--- Data ---
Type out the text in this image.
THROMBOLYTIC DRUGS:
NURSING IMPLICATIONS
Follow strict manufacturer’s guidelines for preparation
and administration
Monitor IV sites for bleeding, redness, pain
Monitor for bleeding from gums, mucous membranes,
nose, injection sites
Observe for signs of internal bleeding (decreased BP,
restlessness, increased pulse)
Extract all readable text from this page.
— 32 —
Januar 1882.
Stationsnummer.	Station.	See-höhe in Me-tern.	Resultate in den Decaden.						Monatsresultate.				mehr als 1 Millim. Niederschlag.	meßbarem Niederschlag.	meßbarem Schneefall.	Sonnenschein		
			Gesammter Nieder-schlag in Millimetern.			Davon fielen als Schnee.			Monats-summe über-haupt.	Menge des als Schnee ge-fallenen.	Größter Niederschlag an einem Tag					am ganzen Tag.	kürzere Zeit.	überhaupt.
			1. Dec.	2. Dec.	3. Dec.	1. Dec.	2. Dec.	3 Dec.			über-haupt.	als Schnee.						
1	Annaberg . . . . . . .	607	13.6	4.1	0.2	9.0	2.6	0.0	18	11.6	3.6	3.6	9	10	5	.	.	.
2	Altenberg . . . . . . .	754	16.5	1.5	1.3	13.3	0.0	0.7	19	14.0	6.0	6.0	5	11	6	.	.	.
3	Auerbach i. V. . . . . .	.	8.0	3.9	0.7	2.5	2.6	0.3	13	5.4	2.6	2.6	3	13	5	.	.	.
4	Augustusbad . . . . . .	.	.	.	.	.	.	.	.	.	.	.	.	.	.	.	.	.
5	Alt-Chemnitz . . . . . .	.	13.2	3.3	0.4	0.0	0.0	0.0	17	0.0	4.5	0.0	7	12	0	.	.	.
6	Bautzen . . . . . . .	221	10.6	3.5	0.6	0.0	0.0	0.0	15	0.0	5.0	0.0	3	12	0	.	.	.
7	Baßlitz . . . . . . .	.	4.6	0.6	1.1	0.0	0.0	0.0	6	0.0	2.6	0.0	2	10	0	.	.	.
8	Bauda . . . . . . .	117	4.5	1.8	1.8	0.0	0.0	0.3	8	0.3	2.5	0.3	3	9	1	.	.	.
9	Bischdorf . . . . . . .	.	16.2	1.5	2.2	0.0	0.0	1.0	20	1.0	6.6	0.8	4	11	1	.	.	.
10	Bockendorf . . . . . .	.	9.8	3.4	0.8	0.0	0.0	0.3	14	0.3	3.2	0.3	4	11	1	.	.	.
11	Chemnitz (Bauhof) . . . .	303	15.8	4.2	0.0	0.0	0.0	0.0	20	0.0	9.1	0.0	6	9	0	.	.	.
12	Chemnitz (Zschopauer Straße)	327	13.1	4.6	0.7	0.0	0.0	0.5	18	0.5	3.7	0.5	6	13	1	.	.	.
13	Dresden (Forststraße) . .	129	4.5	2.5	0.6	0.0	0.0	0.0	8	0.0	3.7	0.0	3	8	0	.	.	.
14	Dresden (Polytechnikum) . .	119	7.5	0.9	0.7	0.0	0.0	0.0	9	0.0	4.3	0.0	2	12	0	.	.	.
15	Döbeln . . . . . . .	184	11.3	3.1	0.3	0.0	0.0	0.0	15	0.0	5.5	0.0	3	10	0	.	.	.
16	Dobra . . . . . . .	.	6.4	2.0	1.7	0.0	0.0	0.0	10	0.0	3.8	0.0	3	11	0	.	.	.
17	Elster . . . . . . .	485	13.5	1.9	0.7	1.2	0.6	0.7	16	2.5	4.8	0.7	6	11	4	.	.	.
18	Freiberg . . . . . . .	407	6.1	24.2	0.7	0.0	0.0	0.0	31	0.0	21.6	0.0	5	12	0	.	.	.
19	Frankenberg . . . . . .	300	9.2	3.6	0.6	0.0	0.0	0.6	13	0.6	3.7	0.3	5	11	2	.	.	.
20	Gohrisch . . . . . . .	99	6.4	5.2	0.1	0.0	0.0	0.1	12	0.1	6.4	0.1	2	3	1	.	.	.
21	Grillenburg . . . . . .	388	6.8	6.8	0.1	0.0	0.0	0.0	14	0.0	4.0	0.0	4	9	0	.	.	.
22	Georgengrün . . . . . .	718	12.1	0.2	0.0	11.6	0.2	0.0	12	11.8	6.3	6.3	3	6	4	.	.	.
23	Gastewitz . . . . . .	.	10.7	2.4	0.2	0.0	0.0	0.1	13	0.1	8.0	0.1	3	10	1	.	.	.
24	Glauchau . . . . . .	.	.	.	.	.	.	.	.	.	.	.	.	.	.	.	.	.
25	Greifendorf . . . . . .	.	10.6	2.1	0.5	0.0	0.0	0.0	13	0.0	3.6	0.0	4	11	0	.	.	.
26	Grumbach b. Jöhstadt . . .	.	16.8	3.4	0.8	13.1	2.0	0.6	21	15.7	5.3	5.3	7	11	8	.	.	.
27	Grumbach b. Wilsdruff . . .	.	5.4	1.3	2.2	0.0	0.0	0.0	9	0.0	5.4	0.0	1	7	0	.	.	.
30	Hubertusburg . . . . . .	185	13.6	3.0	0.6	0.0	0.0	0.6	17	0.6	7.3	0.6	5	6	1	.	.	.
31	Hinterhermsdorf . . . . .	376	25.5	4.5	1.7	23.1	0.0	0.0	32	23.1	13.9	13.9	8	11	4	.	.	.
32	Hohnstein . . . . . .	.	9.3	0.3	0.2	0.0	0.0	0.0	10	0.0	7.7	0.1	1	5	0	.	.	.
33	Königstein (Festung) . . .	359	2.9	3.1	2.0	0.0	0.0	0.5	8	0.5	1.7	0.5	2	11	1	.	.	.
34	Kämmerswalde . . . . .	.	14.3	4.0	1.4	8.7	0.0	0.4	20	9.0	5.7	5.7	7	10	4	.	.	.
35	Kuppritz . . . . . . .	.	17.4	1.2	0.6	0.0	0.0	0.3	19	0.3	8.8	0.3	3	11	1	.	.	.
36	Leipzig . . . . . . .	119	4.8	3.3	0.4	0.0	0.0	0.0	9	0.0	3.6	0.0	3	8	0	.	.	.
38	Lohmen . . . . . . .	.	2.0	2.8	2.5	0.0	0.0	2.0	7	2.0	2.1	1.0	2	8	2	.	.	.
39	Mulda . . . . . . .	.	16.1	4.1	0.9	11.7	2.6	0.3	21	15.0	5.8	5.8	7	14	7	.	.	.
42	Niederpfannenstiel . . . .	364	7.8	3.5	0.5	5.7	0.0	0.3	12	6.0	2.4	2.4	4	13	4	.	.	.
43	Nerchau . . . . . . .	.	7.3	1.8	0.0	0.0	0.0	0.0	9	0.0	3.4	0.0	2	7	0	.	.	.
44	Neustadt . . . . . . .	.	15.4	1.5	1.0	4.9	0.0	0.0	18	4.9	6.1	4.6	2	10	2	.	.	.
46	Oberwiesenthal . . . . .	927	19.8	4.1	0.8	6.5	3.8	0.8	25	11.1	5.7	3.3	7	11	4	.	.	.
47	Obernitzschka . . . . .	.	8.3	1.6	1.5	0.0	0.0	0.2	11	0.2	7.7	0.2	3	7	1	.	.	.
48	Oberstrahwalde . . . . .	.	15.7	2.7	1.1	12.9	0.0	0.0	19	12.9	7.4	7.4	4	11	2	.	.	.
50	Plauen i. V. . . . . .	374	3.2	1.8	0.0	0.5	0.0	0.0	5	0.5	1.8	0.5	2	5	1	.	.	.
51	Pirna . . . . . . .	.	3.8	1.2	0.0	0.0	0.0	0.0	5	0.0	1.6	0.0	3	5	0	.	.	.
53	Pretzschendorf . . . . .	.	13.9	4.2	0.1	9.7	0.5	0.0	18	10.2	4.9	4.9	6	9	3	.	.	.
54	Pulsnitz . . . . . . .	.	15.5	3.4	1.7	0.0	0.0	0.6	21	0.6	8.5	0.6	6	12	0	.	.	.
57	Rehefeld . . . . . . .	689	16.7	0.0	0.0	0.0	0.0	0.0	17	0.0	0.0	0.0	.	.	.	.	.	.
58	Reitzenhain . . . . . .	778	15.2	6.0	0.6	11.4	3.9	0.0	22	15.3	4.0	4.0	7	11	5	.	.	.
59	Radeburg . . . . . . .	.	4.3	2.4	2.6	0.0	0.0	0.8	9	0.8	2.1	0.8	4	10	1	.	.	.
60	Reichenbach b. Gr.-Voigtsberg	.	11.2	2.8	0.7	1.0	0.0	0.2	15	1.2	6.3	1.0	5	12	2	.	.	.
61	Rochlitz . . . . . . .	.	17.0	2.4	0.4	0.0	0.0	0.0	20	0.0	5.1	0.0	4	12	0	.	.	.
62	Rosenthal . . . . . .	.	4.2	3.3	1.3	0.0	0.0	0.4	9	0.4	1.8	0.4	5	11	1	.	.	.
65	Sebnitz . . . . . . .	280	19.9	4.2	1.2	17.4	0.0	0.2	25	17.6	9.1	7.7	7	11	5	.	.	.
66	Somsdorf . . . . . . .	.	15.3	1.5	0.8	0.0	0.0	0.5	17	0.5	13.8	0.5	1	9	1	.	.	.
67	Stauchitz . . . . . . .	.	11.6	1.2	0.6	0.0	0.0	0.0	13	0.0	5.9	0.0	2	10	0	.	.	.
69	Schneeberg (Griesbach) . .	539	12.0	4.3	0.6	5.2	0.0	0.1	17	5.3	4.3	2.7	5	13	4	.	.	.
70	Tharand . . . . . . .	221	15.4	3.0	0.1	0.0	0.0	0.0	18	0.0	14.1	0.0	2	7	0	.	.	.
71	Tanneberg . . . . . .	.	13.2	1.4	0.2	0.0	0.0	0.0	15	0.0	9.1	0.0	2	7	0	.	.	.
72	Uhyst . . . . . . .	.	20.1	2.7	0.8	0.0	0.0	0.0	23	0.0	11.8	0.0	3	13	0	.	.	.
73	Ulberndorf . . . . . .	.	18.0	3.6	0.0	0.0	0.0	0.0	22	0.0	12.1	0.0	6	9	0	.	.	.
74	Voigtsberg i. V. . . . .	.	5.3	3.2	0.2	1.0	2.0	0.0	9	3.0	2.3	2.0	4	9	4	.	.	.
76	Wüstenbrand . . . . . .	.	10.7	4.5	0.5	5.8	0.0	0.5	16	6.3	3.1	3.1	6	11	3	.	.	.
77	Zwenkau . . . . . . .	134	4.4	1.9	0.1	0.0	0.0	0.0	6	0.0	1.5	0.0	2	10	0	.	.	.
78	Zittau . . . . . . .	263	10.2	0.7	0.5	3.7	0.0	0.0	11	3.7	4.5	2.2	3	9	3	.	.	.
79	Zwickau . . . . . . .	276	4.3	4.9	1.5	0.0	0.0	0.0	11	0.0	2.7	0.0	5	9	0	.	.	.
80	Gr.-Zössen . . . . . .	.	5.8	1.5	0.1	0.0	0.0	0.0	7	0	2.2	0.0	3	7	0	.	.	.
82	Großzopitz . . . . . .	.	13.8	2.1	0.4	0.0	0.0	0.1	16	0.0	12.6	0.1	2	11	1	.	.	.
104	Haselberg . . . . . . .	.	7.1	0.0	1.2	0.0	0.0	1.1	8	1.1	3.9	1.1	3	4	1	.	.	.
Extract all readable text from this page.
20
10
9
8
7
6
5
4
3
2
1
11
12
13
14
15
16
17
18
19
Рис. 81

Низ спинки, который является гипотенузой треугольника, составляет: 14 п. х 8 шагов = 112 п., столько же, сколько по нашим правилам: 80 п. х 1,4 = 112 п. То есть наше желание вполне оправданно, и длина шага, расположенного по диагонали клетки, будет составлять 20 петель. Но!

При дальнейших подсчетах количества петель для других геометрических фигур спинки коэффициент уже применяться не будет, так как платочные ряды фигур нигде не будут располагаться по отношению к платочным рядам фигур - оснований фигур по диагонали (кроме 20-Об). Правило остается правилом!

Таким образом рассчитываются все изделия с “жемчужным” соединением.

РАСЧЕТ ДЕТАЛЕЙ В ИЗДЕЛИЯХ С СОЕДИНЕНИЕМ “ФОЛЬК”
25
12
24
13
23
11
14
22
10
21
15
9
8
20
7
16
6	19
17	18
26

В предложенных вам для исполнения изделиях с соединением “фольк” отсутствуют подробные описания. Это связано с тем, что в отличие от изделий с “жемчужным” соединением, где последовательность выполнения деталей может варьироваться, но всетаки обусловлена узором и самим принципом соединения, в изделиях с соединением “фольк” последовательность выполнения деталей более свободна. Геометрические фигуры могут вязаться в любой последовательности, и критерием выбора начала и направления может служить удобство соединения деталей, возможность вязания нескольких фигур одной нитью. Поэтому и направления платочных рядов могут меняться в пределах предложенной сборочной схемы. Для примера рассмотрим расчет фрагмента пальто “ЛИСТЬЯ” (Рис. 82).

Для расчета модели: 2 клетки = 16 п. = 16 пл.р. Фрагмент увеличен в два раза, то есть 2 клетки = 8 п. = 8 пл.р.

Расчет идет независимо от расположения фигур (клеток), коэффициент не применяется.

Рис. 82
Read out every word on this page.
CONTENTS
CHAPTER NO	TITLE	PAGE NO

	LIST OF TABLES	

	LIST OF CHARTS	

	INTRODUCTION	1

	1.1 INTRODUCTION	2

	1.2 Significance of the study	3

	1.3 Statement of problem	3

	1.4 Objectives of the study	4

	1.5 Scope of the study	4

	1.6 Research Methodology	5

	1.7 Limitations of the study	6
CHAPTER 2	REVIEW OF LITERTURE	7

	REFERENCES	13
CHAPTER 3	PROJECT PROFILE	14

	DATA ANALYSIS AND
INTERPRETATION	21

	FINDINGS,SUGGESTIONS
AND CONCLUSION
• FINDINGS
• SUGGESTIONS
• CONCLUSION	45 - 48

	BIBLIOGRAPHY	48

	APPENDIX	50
---
• **Exercise**
Only those lines running from the one containing "Read out every word on this page." through the last line of the data above are to be copied, exactly, with both ends included.

• **Output of the task**
Read out every word on this page.
CONTENTS
CHAPTER NO	TITLE	PAGE NO

	LIST OF TABLES	

	LIST OF CHARTS	

	INTRODUCTION	1

	1.1 INTRODUCTION	2

	1.2 Significance of the study	3

	1.3 Statement of problem	3

	1.4 Objectives of the study	4

	1.5 Scope of the study	4

	1.6 Research Methodology	5

	1.7 Limitations of the study	6
CHAPTER 2	REVIEW OF LITERTURE	7

	REFERENCES	13
CHAPTER 3	PROJECT PROFILE	14

	DATA ANALYSIS AND
INTERPRETATION	21

	FINDINGS,SUGGESTIONS
AND CONCLUSION
• FINDINGS
• SUGGESTIONS
• CONCLUSION	45 - 48

	BIBLIOGRAPHY	48

	APPENDIX	50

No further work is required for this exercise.